Goal:
Please rewrite everything from the start of the records down to the line containing "label-background: [901, 70, 943, 92]", replacing "leader-line" with "connector-line" and leaving all else unchanged.

Listed records:
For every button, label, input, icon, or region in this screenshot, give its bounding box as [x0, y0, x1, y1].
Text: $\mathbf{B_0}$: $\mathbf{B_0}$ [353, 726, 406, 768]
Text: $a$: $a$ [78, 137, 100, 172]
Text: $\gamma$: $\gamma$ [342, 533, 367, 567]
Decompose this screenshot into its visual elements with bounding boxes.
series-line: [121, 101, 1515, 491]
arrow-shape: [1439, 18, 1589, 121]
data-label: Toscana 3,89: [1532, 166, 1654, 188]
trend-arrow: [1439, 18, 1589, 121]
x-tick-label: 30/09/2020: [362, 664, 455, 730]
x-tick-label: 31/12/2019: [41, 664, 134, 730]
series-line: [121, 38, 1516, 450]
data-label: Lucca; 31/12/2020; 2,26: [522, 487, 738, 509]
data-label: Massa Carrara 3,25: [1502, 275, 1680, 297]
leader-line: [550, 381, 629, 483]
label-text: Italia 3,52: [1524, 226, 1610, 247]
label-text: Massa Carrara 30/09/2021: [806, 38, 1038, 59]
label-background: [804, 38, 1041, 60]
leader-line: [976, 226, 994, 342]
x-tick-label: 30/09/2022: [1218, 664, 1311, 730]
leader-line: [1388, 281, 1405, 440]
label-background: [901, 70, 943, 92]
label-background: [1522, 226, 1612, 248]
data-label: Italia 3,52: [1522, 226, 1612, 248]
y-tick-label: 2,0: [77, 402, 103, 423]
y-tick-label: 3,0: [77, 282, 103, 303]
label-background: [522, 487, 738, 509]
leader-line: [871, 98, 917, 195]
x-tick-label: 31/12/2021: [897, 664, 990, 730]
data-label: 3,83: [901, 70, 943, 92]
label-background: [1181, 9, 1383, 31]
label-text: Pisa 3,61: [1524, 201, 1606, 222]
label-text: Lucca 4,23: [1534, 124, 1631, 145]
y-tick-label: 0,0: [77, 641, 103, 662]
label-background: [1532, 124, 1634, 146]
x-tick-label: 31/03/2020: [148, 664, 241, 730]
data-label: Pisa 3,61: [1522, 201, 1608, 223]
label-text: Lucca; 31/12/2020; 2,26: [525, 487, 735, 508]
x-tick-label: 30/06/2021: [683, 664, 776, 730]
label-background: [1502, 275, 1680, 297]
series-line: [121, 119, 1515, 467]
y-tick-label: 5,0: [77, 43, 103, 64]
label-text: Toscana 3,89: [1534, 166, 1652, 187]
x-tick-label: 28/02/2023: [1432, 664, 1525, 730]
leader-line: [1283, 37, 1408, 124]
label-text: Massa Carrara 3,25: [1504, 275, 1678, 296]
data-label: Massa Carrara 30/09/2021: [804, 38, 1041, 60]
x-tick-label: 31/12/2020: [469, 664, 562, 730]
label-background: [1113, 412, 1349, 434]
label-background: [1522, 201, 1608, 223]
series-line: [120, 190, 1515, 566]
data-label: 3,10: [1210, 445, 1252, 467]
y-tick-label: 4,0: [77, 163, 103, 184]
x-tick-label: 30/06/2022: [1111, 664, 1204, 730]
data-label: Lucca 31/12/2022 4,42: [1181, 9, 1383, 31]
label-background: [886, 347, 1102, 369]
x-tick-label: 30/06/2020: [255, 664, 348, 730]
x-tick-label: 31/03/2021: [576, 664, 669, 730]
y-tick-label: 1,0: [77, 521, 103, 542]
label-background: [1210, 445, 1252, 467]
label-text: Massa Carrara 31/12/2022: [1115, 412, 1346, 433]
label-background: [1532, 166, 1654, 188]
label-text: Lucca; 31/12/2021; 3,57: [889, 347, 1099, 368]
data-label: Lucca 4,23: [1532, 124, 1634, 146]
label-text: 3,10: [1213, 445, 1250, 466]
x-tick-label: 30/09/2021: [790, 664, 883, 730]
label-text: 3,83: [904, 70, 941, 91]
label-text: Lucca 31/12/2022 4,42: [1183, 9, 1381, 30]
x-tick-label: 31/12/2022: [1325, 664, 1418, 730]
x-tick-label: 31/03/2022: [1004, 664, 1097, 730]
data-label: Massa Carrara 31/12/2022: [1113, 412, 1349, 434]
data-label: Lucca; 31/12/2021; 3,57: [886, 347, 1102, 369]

Expected answer:
For every button, label, input, icon, or region in this screenshot, give its bounding box as [x0, y0, x1, y1].
Text: $\mathbf{B_0}$: $\mathbf{B_0}$ [353, 726, 406, 768]
Text: $a$: $a$ [78, 137, 100, 172]
Text: $\gamma$: $\gamma$ [342, 533, 367, 567]
Decompose this screenshot into its visual elements with bounding boxes.
series-line: [121, 101, 1515, 491]
arrow-shape: [1439, 18, 1589, 121]
data-label: Toscana 3,89: [1532, 166, 1654, 188]
trend-arrow: [1439, 18, 1589, 121]
x-tick-label: 30/09/2020: [362, 664, 455, 730]
x-tick-label: 31/12/2019: [41, 664, 134, 730]
series-line: [121, 38, 1516, 450]
data-label: Lucca; 31/12/2020; 2,26: [522, 487, 738, 509]
data-label: Massa Carrara 3,25: [1502, 275, 1680, 297]
connector-line: [550, 381, 629, 483]
label-text: Italia 3,52: [1524, 226, 1610, 247]
label-text: Massa Carrara 30/09/2021: [806, 38, 1038, 59]
label-background: [804, 38, 1041, 60]
connector-line: [976, 226, 994, 342]
x-tick-label: 30/09/2022: [1218, 664, 1311, 730]
connector-line: [1388, 281, 1405, 440]
label-background: [901, 70, 943, 92]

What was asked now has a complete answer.